--- begin ---

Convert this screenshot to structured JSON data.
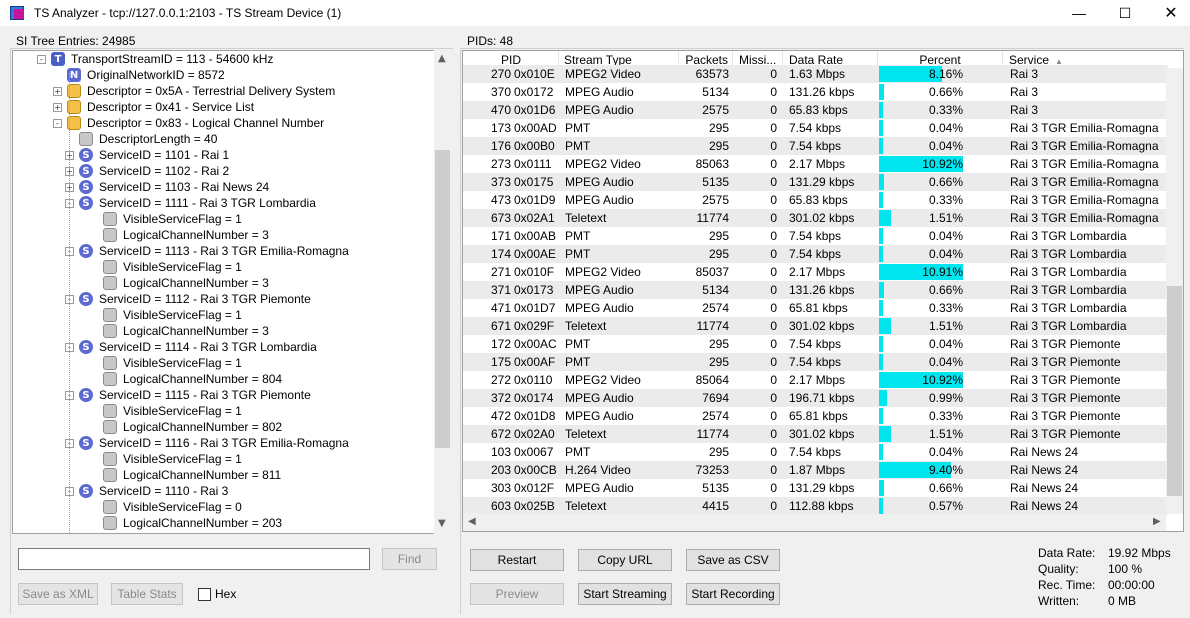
{
  "window": {
    "title": "TS Analyzer - tcp://127.0.0.1:2103 - TS Stream Device (1)",
    "min_glyph": "—",
    "max_glyph": "☐",
    "close_glyph": "✕"
  },
  "left_panel": {
    "header": "SI Tree Entries: 24985",
    "tree": [
      {
        "label": "TransportStreamID = 113 - 54600 kHz",
        "icon": "T",
        "exp": "-",
        "indent": 0
      },
      {
        "label": "OriginalNetworkID = 8572",
        "icon": "N",
        "exp": "",
        "indent": 1
      },
      {
        "label": "Descriptor = 0x5A - Terrestrial Delivery System",
        "icon": "D",
        "exp": "+",
        "indent": 1
      },
      {
        "label": "Descriptor = 0x41 - Service List",
        "icon": "D",
        "exp": "+",
        "indent": 1
      },
      {
        "label": "Descriptor = 0x83 - Logical Channel Number",
        "icon": "D",
        "exp": "-",
        "indent": 1
      },
      {
        "label": "DescriptorLength = 40",
        "icon": "F",
        "exp": "",
        "indent": 2
      },
      {
        "label": "ServiceID = 1101 - Rai 1",
        "icon": "S",
        "exp": "+",
        "indent": 2
      },
      {
        "label": "ServiceID = 1102 - Rai 2",
        "icon": "S",
        "exp": "+",
        "indent": 2
      },
      {
        "label": "ServiceID = 1103 - Rai News 24",
        "icon": "S",
        "exp": "+",
        "indent": 2
      },
      {
        "label": "ServiceID = 1111 - Rai 3 TGR Lombardia",
        "icon": "S",
        "exp": "-",
        "indent": 2
      },
      {
        "label": "VisibleServiceFlag = 1",
        "icon": "F",
        "exp": "",
        "indent": 3
      },
      {
        "label": "LogicalChannelNumber = 3",
        "icon": "F",
        "exp": "",
        "indent": 3
      },
      {
        "label": "ServiceID = 1113 - Rai 3 TGR Emilia-Romagna",
        "icon": "S",
        "exp": "-",
        "indent": 2
      },
      {
        "label": "VisibleServiceFlag = 1",
        "icon": "F",
        "exp": "",
        "indent": 3
      },
      {
        "label": "LogicalChannelNumber = 3",
        "icon": "F",
        "exp": "",
        "indent": 3
      },
      {
        "label": "ServiceID = 1112 - Rai 3 TGR Piemonte",
        "icon": "S",
        "exp": "-",
        "indent": 2
      },
      {
        "label": "VisibleServiceFlag = 1",
        "icon": "F",
        "exp": "",
        "indent": 3
      },
      {
        "label": "LogicalChannelNumber = 3",
        "icon": "F",
        "exp": "",
        "indent": 3
      },
      {
        "label": "ServiceID = 1114 - Rai 3 TGR Lombardia",
        "icon": "S",
        "exp": "-",
        "indent": 2
      },
      {
        "label": "VisibleServiceFlag = 1",
        "icon": "F",
        "exp": "",
        "indent": 3
      },
      {
        "label": "LogicalChannelNumber = 804",
        "icon": "F",
        "exp": "",
        "indent": 3
      },
      {
        "label": "ServiceID = 1115 - Rai 3 TGR Piemonte",
        "icon": "S",
        "exp": "-",
        "indent": 2
      },
      {
        "label": "VisibleServiceFlag = 1",
        "icon": "F",
        "exp": "",
        "indent": 3
      },
      {
        "label": "LogicalChannelNumber = 802",
        "icon": "F",
        "exp": "",
        "indent": 3
      },
      {
        "label": "ServiceID = 1116 - Rai 3 TGR Emilia-Romagna",
        "icon": "S",
        "exp": "-",
        "indent": 2
      },
      {
        "label": "VisibleServiceFlag = 1",
        "icon": "F",
        "exp": "",
        "indent": 3
      },
      {
        "label": "LogicalChannelNumber = 811",
        "icon": "F",
        "exp": "",
        "indent": 3
      },
      {
        "label": "ServiceID = 1110 - Rai 3",
        "icon": "S",
        "exp": "-",
        "indent": 2
      },
      {
        "label": "VisibleServiceFlag = 0",
        "icon": "F",
        "exp": "",
        "indent": 3
      },
      {
        "label": "LogicalChannelNumber = 203",
        "icon": "F",
        "exp": "",
        "indent": 3
      }
    ],
    "find_value": "",
    "find_label": "Find",
    "save_xml_label": "Save as XML",
    "table_stats_label": "Table Stats",
    "hex_label": "Hex",
    "hex_checked": false
  },
  "right_panel": {
    "header": "PIDs: 48",
    "columns": [
      "PID",
      "Stream Type",
      "Packets",
      "Missi...",
      "Data Rate",
      "Percent",
      "Service"
    ],
    "sorted_column": "Service",
    "rows": [
      {
        "pid": "270",
        "hex": "0x010E",
        "type": "MPEG2 Video",
        "packets": "63573",
        "missing": "0",
        "rate": "1.63 Mbps",
        "percent": "8.16%",
        "pct": 8.16,
        "service": "Rai 3"
      },
      {
        "pid": "370",
        "hex": "0x0172",
        "type": "MPEG Audio",
        "packets": "5134",
        "missing": "0",
        "rate": "131.26 kbps",
        "percent": "0.66%",
        "pct": 0.66,
        "service": "Rai 3"
      },
      {
        "pid": "470",
        "hex": "0x01D6",
        "type": "MPEG Audio",
        "packets": "2575",
        "missing": "0",
        "rate": "65.83 kbps",
        "percent": "0.33%",
        "pct": 0.33,
        "service": "Rai 3"
      },
      {
        "pid": "173",
        "hex": "0x00AD",
        "type": "PMT",
        "packets": "295",
        "missing": "0",
        "rate": "7.54 kbps",
        "percent": "0.04%",
        "pct": 0.04,
        "service": "Rai 3 TGR Emilia-Romagna"
      },
      {
        "pid": "176",
        "hex": "0x00B0",
        "type": "PMT",
        "packets": "295",
        "missing": "0",
        "rate": "7.54 kbps",
        "percent": "0.04%",
        "pct": 0.04,
        "service": "Rai 3 TGR Emilia-Romagna"
      },
      {
        "pid": "273",
        "hex": "0x0111",
        "type": "MPEG2 Video",
        "packets": "85063",
        "missing": "0",
        "rate": "2.17 Mbps",
        "percent": "10.92%",
        "pct": 10.92,
        "service": "Rai 3 TGR Emilia-Romagna"
      },
      {
        "pid": "373",
        "hex": "0x0175",
        "type": "MPEG Audio",
        "packets": "5135",
        "missing": "0",
        "rate": "131.29 kbps",
        "percent": "0.66%",
        "pct": 0.66,
        "service": "Rai 3 TGR Emilia-Romagna"
      },
      {
        "pid": "473",
        "hex": "0x01D9",
        "type": "MPEG Audio",
        "packets": "2575",
        "missing": "0",
        "rate": "65.83 kbps",
        "percent": "0.33%",
        "pct": 0.33,
        "service": "Rai 3 TGR Emilia-Romagna"
      },
      {
        "pid": "673",
        "hex": "0x02A1",
        "type": "Teletext",
        "packets": "11774",
        "missing": "0",
        "rate": "301.02 kbps",
        "percent": "1.51%",
        "pct": 1.51,
        "service": "Rai 3 TGR Emilia-Romagna"
      },
      {
        "pid": "171",
        "hex": "0x00AB",
        "type": "PMT",
        "packets": "295",
        "missing": "0",
        "rate": "7.54 kbps",
        "percent": "0.04%",
        "pct": 0.04,
        "service": "Rai 3 TGR Lombardia"
      },
      {
        "pid": "174",
        "hex": "0x00AE",
        "type": "PMT",
        "packets": "295",
        "missing": "0",
        "rate": "7.54 kbps",
        "percent": "0.04%",
        "pct": 0.04,
        "service": "Rai 3 TGR Lombardia"
      },
      {
        "pid": "271",
        "hex": "0x010F",
        "type": "MPEG2 Video",
        "packets": "85037",
        "missing": "0",
        "rate": "2.17 Mbps",
        "percent": "10.91%",
        "pct": 10.91,
        "service": "Rai 3 TGR Lombardia"
      },
      {
        "pid": "371",
        "hex": "0x0173",
        "type": "MPEG Audio",
        "packets": "5134",
        "missing": "0",
        "rate": "131.26 kbps",
        "percent": "0.66%",
        "pct": 0.66,
        "service": "Rai 3 TGR Lombardia"
      },
      {
        "pid": "471",
        "hex": "0x01D7",
        "type": "MPEG Audio",
        "packets": "2574",
        "missing": "0",
        "rate": "65.81 kbps",
        "percent": "0.33%",
        "pct": 0.33,
        "service": "Rai 3 TGR Lombardia"
      },
      {
        "pid": "671",
        "hex": "0x029F",
        "type": "Teletext",
        "packets": "11774",
        "missing": "0",
        "rate": "301.02 kbps",
        "percent": "1.51%",
        "pct": 1.51,
        "service": "Rai 3 TGR Lombardia"
      },
      {
        "pid": "172",
        "hex": "0x00AC",
        "type": "PMT",
        "packets": "295",
        "missing": "0",
        "rate": "7.54 kbps",
        "percent": "0.04%",
        "pct": 0.04,
        "service": "Rai 3 TGR Piemonte"
      },
      {
        "pid": "175",
        "hex": "0x00AF",
        "type": "PMT",
        "packets": "295",
        "missing": "0",
        "rate": "7.54 kbps",
        "percent": "0.04%",
        "pct": 0.04,
        "service": "Rai 3 TGR Piemonte"
      },
      {
        "pid": "272",
        "hex": "0x0110",
        "type": "MPEG2 Video",
        "packets": "85064",
        "missing": "0",
        "rate": "2.17 Mbps",
        "percent": "10.92%",
        "pct": 10.92,
        "service": "Rai 3 TGR Piemonte"
      },
      {
        "pid": "372",
        "hex": "0x0174",
        "type": "MPEG Audio",
        "packets": "7694",
        "missing": "0",
        "rate": "196.71 kbps",
        "percent": "0.99%",
        "pct": 0.99,
        "service": "Rai 3 TGR Piemonte"
      },
      {
        "pid": "472",
        "hex": "0x01D8",
        "type": "MPEG Audio",
        "packets": "2574",
        "missing": "0",
        "rate": "65.81 kbps",
        "percent": "0.33%",
        "pct": 0.33,
        "service": "Rai 3 TGR Piemonte"
      },
      {
        "pid": "672",
        "hex": "0x02A0",
        "type": "Teletext",
        "packets": "11774",
        "missing": "0",
        "rate": "301.02 kbps",
        "percent": "1.51%",
        "pct": 1.51,
        "service": "Rai 3 TGR Piemonte"
      },
      {
        "pid": "103",
        "hex": "0x0067",
        "type": "PMT",
        "packets": "295",
        "missing": "0",
        "rate": "7.54 kbps",
        "percent": "0.04%",
        "pct": 0.04,
        "service": "Rai News 24"
      },
      {
        "pid": "203",
        "hex": "0x00CB",
        "type": "H.264 Video",
        "packets": "73253",
        "missing": "0",
        "rate": "1.87 Mbps",
        "percent": "9.40%",
        "pct": 9.4,
        "service": "Rai News 24"
      },
      {
        "pid": "303",
        "hex": "0x012F",
        "type": "MPEG Audio",
        "packets": "5135",
        "missing": "0",
        "rate": "131.29 kbps",
        "percent": "0.66%",
        "pct": 0.66,
        "service": "Rai News 24"
      },
      {
        "pid": "603",
        "hex": "0x025B",
        "type": "Teletext",
        "packets": "4415",
        "missing": "0",
        "rate": "112.88 kbps",
        "percent": "0.57%",
        "pct": 0.57,
        "service": "Rai News 24"
      }
    ],
    "buttons": {
      "restart": "Restart",
      "copy_url": "Copy URL",
      "save_csv": "Save as CSV",
      "preview": "Preview",
      "start_streaming": "Start Streaming",
      "start_recording": "Start Recording"
    },
    "stats": {
      "data_rate_label": "Data Rate:",
      "data_rate_value": "19.92 Mbps",
      "quality_label": "Quality:",
      "quality_value": "100 %",
      "rec_time_label": "Rec. Time:",
      "rec_time_value": "00:00:00",
      "written_label": "Written:",
      "written_value": "0 MB"
    },
    "bar_color": "#00e5ee"
  }
}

--- end ---

DIRECTION
Copy out every line in the listing where the word "header" appears.

TASK SOLUTION
    "header": "SI Tree Entries: 24985",
    "header": "PIDs: 48",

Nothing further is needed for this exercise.